### WHAT YOU HAVE TO DO
Output each entry that follows exactly. Images stay out.

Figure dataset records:
»»

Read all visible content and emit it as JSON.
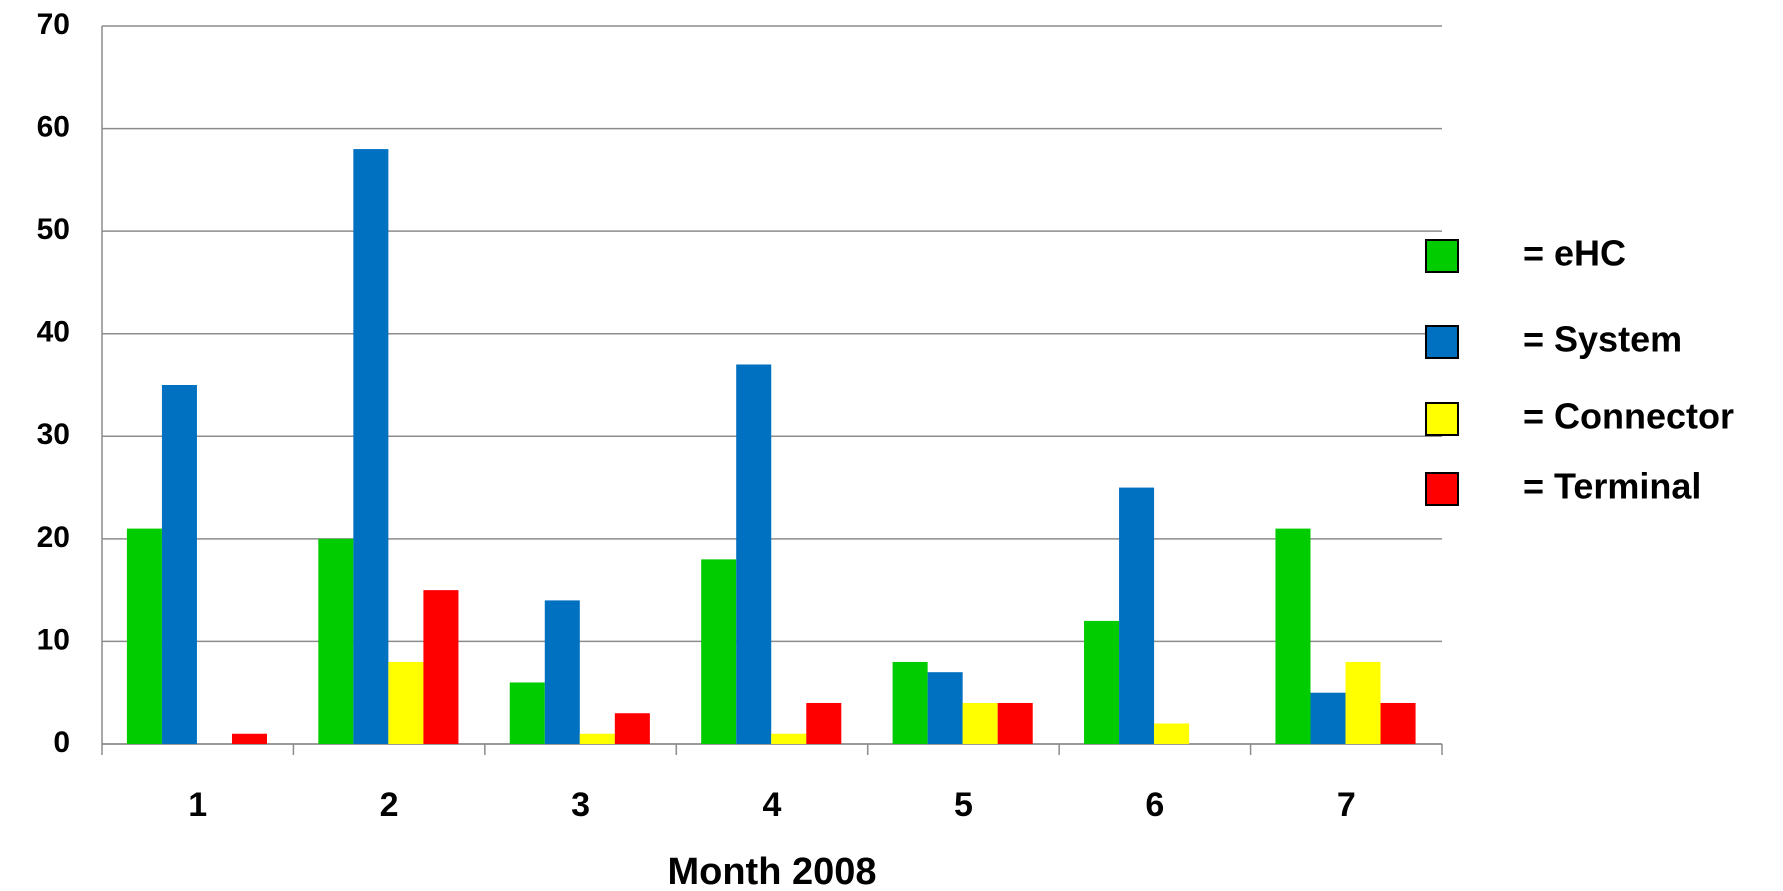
{
  "chart_data": {
    "type": "bar",
    "x_label": "Month 2008",
    "categories": [
      "1",
      "2",
      "3",
      "4",
      "5",
      "6",
      "7"
    ],
    "series": [
      {
        "name": "= eHC",
        "color": "#00cc00",
        "values": [
          21,
          20,
          6,
          18,
          8,
          12,
          21
        ]
      },
      {
        "name": "= System",
        "color": "#0070c0",
        "values": [
          35,
          58,
          14,
          37,
          7,
          25,
          5
        ]
      },
      {
        "name": "= Connector",
        "color": "#ffff00",
        "values": [
          0,
          8,
          1,
          1,
          4,
          2,
          8
        ]
      },
      {
        "name": "= Terminal",
        "color": "#ff0000",
        "values": [
          1,
          15,
          3,
          4,
          4,
          0,
          4
        ]
      }
    ],
    "ylim": [
      0,
      70
    ],
    "yticks": [
      0,
      10,
      20,
      30,
      40,
      50,
      60,
      70
    ],
    "grid": true,
    "legend": "right"
  }
}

««

### EXERCISE RESPONSE
Read all visible content and emit it as JSON.
{
  "chart_data": {
    "type": "bar",
    "x_label": "Month 2008",
    "categories": [
      "1",
      "2",
      "3",
      "4",
      "5",
      "6",
      "7"
    ],
    "series": [
      {
        "name": "= eHC",
        "color": "#00cc00",
        "values": [
          21,
          20,
          6,
          18,
          8,
          12,
          21
        ]
      },
      {
        "name": "= System",
        "color": "#0070c0",
        "values": [
          35,
          58,
          14,
          37,
          7,
          25,
          5
        ]
      },
      {
        "name": "= Connector",
        "color": "#ffff00",
        "values": [
          0,
          8,
          1,
          1,
          4,
          2,
          8
        ]
      },
      {
        "name": "= Terminal",
        "color": "#ff0000",
        "values": [
          1,
          15,
          3,
          4,
          4,
          0,
          4
        ]
      }
    ],
    "ylim": [
      0,
      70
    ],
    "yticks": [
      0,
      10,
      20,
      30,
      40,
      50,
      60,
      70
    ],
    "grid": true,
    "legend": "right"
  }
}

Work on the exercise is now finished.